• WORK TO DO:
Count how many lines in this material contain "Églises". The answer is that number alone.

• AVAILABLE DATA:
*****
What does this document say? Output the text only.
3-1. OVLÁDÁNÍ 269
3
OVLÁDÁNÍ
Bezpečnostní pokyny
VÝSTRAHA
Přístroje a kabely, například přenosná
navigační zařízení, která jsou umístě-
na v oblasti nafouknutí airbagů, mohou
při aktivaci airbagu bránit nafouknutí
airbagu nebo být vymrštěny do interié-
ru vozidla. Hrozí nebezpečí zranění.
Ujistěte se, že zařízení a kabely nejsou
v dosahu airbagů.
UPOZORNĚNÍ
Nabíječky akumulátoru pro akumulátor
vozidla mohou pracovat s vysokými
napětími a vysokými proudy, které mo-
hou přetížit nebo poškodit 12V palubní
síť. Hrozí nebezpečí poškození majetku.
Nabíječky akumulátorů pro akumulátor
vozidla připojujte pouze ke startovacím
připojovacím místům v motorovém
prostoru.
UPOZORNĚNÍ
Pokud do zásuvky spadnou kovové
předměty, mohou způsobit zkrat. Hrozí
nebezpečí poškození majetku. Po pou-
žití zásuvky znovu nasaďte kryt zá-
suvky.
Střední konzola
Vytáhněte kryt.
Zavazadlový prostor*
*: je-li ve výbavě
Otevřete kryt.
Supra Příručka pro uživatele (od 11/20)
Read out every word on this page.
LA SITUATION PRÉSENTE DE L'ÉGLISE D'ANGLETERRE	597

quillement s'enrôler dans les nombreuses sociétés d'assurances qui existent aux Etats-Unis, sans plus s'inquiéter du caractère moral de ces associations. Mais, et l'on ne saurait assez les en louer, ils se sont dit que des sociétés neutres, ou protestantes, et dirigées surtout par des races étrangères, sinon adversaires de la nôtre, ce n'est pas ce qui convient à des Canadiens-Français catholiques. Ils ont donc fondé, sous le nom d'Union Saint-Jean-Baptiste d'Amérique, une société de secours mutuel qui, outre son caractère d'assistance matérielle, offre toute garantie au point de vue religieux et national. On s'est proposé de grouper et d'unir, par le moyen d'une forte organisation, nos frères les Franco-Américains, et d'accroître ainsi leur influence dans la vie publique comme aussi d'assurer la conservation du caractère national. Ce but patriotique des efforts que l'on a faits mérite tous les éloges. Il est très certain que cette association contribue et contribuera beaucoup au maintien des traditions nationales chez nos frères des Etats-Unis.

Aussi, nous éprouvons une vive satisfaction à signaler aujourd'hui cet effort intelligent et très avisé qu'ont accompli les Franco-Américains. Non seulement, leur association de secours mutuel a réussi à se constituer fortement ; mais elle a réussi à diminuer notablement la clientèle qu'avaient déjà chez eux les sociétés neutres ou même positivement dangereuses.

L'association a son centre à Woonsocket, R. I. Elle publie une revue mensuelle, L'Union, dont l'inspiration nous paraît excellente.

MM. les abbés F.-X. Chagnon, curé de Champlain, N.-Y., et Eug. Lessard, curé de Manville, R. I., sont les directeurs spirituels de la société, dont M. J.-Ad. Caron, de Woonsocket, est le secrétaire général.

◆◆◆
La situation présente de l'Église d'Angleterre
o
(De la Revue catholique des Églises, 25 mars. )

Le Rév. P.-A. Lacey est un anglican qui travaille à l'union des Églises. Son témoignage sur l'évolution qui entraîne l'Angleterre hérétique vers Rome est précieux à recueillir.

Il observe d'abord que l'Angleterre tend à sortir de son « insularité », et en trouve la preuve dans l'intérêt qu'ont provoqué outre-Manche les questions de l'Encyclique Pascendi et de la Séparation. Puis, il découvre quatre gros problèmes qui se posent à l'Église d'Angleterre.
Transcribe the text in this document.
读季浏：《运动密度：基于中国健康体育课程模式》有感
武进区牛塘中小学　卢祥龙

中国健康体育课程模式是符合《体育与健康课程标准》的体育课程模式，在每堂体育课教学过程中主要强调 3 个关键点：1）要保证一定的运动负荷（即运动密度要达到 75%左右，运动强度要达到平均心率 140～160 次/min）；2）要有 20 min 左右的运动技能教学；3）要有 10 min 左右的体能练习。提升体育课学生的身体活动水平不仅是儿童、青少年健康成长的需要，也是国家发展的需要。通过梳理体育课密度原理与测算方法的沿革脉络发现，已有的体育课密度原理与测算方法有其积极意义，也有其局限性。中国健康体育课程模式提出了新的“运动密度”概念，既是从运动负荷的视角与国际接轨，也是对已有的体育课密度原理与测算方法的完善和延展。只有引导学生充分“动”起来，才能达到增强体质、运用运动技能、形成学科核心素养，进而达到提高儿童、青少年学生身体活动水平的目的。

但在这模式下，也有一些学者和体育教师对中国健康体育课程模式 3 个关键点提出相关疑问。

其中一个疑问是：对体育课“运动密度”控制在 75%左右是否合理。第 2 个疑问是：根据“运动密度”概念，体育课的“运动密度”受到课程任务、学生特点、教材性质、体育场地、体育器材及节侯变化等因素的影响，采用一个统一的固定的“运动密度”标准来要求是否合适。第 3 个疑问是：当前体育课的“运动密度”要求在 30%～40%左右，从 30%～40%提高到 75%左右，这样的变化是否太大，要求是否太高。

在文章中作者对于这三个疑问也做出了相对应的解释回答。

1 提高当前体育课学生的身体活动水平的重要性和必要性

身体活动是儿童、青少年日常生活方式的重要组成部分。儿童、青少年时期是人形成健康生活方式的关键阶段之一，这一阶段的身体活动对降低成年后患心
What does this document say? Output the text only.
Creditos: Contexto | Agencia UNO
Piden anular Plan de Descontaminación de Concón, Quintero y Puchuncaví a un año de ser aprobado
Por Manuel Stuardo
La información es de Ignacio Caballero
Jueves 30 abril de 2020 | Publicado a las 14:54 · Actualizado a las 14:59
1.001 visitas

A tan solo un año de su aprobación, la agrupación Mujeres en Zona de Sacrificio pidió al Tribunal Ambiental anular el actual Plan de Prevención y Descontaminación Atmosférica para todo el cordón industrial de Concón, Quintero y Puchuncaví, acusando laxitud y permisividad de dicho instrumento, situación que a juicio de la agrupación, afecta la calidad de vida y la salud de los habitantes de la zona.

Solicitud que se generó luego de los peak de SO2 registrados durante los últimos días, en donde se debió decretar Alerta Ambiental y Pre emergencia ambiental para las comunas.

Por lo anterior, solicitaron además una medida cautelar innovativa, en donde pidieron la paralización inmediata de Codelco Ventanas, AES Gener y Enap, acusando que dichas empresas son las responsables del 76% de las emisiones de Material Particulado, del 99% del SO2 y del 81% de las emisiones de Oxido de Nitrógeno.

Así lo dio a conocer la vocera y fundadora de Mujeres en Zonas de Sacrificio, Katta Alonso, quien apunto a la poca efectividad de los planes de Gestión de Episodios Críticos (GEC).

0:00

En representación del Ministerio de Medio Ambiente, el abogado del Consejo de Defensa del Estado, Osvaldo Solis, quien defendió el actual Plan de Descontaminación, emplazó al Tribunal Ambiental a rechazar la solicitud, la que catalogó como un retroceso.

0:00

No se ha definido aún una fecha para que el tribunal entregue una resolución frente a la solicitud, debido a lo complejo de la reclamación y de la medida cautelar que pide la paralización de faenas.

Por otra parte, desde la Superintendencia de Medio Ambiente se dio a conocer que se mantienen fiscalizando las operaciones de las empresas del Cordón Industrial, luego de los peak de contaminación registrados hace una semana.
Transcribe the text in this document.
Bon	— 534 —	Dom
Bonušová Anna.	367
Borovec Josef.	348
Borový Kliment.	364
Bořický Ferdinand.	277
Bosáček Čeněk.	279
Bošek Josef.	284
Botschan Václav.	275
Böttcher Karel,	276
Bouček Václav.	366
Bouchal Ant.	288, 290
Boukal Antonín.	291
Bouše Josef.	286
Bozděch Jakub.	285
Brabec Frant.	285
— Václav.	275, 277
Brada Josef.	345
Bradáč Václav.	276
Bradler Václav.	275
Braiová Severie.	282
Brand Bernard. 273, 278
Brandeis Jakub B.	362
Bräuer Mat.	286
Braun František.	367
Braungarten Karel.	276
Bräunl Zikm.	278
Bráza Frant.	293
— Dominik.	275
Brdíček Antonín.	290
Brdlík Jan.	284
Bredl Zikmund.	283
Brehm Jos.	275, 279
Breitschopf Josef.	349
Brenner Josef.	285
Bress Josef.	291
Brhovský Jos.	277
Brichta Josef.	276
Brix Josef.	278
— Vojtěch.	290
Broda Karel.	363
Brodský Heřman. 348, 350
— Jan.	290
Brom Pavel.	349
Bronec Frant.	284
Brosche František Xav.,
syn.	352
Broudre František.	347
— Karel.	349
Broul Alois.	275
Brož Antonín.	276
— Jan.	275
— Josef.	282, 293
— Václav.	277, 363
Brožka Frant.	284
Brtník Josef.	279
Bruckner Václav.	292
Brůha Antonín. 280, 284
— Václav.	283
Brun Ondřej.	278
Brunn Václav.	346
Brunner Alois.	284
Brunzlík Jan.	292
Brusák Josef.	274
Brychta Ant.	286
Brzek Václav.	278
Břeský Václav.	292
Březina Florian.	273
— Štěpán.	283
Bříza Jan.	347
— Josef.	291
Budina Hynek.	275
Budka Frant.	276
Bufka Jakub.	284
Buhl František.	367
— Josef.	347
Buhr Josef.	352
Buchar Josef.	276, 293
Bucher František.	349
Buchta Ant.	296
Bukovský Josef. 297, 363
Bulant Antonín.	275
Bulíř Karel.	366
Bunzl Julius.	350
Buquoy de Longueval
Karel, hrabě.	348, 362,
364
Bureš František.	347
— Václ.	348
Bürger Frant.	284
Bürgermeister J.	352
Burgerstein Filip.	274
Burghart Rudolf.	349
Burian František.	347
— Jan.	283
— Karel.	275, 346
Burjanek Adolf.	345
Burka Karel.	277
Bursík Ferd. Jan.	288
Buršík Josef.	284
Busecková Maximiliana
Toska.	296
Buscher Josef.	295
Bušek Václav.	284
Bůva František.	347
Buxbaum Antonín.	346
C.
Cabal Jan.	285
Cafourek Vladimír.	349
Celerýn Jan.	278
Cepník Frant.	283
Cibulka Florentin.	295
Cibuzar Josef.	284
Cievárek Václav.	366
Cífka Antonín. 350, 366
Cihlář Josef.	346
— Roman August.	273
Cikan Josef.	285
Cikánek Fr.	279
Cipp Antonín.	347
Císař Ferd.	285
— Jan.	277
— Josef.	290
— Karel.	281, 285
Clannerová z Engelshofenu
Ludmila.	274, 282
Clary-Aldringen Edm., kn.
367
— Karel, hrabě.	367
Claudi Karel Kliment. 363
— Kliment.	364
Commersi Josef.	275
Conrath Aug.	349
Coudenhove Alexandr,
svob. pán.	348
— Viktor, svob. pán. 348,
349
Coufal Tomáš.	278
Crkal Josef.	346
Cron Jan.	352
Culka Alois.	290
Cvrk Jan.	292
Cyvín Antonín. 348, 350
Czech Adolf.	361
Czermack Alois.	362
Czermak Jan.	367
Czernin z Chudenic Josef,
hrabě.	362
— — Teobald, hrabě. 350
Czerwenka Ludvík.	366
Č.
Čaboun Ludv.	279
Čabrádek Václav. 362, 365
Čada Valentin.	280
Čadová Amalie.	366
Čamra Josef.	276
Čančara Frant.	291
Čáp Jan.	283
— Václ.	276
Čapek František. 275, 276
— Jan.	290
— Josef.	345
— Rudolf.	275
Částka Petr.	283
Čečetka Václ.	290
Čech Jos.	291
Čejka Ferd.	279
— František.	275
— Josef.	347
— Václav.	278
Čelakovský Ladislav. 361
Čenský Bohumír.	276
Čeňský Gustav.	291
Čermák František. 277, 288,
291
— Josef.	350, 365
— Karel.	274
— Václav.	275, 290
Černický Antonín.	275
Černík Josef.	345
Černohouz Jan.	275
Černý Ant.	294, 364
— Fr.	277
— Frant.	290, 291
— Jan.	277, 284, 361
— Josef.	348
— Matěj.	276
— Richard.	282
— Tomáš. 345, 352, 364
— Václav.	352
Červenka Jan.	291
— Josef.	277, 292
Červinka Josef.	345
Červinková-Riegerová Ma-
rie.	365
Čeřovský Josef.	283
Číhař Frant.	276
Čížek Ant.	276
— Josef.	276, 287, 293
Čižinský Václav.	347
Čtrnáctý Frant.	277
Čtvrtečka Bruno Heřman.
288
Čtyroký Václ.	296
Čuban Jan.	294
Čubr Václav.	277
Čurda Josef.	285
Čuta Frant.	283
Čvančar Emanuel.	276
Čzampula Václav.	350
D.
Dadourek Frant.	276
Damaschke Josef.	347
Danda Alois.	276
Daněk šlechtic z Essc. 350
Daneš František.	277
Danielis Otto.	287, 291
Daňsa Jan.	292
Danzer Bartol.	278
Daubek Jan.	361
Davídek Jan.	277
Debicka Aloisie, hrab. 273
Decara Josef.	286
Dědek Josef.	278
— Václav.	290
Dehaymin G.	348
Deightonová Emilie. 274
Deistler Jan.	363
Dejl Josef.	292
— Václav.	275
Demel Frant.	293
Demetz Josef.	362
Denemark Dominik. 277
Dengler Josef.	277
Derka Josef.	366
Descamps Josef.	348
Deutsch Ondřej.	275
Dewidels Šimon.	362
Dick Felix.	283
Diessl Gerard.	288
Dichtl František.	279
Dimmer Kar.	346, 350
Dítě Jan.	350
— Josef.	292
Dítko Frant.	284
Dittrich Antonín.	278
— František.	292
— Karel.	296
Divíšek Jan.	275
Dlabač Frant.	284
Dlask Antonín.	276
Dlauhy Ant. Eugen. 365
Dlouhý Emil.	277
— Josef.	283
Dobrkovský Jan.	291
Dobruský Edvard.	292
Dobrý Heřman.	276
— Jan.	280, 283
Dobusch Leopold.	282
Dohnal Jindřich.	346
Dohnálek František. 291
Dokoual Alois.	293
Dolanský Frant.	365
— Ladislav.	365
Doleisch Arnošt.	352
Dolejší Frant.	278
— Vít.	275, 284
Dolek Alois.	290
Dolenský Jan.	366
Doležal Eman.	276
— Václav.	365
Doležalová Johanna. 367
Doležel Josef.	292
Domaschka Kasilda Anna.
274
*****
• WRITTEN SOLUTION:
2